* _REQUIRED TASK_: Provide an exact reproduction of every entry.

Dataset items
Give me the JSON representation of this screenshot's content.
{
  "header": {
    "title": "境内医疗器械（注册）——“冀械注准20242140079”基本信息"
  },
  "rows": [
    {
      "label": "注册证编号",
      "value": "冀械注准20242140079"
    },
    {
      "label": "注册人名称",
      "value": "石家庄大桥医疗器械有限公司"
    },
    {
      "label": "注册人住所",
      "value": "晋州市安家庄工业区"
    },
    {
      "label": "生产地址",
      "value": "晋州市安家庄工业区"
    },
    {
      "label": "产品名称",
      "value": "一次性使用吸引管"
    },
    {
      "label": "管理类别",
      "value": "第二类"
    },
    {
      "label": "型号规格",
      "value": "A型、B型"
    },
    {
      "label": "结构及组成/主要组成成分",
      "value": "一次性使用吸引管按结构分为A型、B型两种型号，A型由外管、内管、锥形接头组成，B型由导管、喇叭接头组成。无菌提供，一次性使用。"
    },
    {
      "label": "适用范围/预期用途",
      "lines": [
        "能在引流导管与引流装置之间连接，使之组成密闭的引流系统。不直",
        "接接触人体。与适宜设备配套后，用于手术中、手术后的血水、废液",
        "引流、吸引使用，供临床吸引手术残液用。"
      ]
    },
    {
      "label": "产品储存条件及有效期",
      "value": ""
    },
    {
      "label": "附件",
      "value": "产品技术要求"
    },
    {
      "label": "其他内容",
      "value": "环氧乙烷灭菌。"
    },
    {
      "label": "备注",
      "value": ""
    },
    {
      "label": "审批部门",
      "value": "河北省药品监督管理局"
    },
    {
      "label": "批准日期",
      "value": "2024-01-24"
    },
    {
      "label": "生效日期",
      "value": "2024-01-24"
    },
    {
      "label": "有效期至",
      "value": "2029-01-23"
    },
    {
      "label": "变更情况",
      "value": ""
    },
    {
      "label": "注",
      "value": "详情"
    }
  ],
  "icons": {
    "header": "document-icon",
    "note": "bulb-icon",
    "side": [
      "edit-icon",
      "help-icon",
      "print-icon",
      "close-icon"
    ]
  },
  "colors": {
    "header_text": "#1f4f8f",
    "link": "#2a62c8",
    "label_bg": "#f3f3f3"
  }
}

* _ANSWER TO THIS EXERCISE_:
Give me the JSON representation of this screenshot's content.
{
  "header": {
    "title": "境内医疗器械（注册）——“冀械注准20242140079”基本信息"
  },
  "rows": [
    {
      "label": "注册证编号",
      "value": "冀械注准20242140079"
    },
    {
      "label": "注册人名称",
      "value": "石家庄大桥医疗器械有限公司"
    },
    {
      "label": "注册人住所",
      "value": "晋州市安家庄工业区"
    },
    {
      "label": "生产地址",
      "value": "晋州市安家庄工业区"
    },
    {
      "label": "产品名称",
      "value": "一次性使用吸引管"
    },
    {
      "label": "管理类别",
      "value": "第二类"
    },
    {
      "label": "型号规格",
      "value": "A型、B型"
    },
    {
      "label": "结构及组成/主要组成成分",
      "value": "一次性使用吸引管按结构分为A型、B型两种型号，A型由外管、内管、锥形接头组成，B型由导管、喇叭接头组成。无菌提供，一次性使用。"
    },
    {
      "label": "适用范围/预期用途",
      "lines": [
        "能在引流导管与引流装置之间连接，使之组成密闭的引流系统。不直",
        "接接触人体。与适宜设备配套后，用于手术中、手术后的血水、废液",
        "引流、吸引使用，供临床吸引手术残液用。"
      ]
    },
    {
      "label": "产品储存条件及有效期",
      "value": ""
    },
    {
      "label": "附件",
      "value": "产品技术要求"
    },
    {
      "label": "其他内容",
      "value": "环氧乙烷灭菌。"
    },
    {
      "label": "备注",
      "value": ""
    },
    {
      "label": "审批部门",
      "value": "河北省药品监督管理局"
    },
    {
      "label": "批准日期",
      "value": "2024-01-24"
    },
    {
      "label": "生效日期",
      "value": "2024-01-24"
    },
    {
      "label": "有效期至",
      "value": "2029-01-23"
    },
    {
      "label": "变更情况",
      "value": ""
    },
    {
      "label": "注",
      "value": "详情"
    }
  ],
  "icons": {
    "header": "document-icon",
    "note": "bulb-icon",
    "side": [
      "edit-icon",
      "help-icon",
      "print-icon",
      "close-icon"
    ]
  },
  "colors": {
    "header_text": "#1f4f8f",
    "link": "#2a62c8",
    "label_bg": "#f3f3f3"
  }
}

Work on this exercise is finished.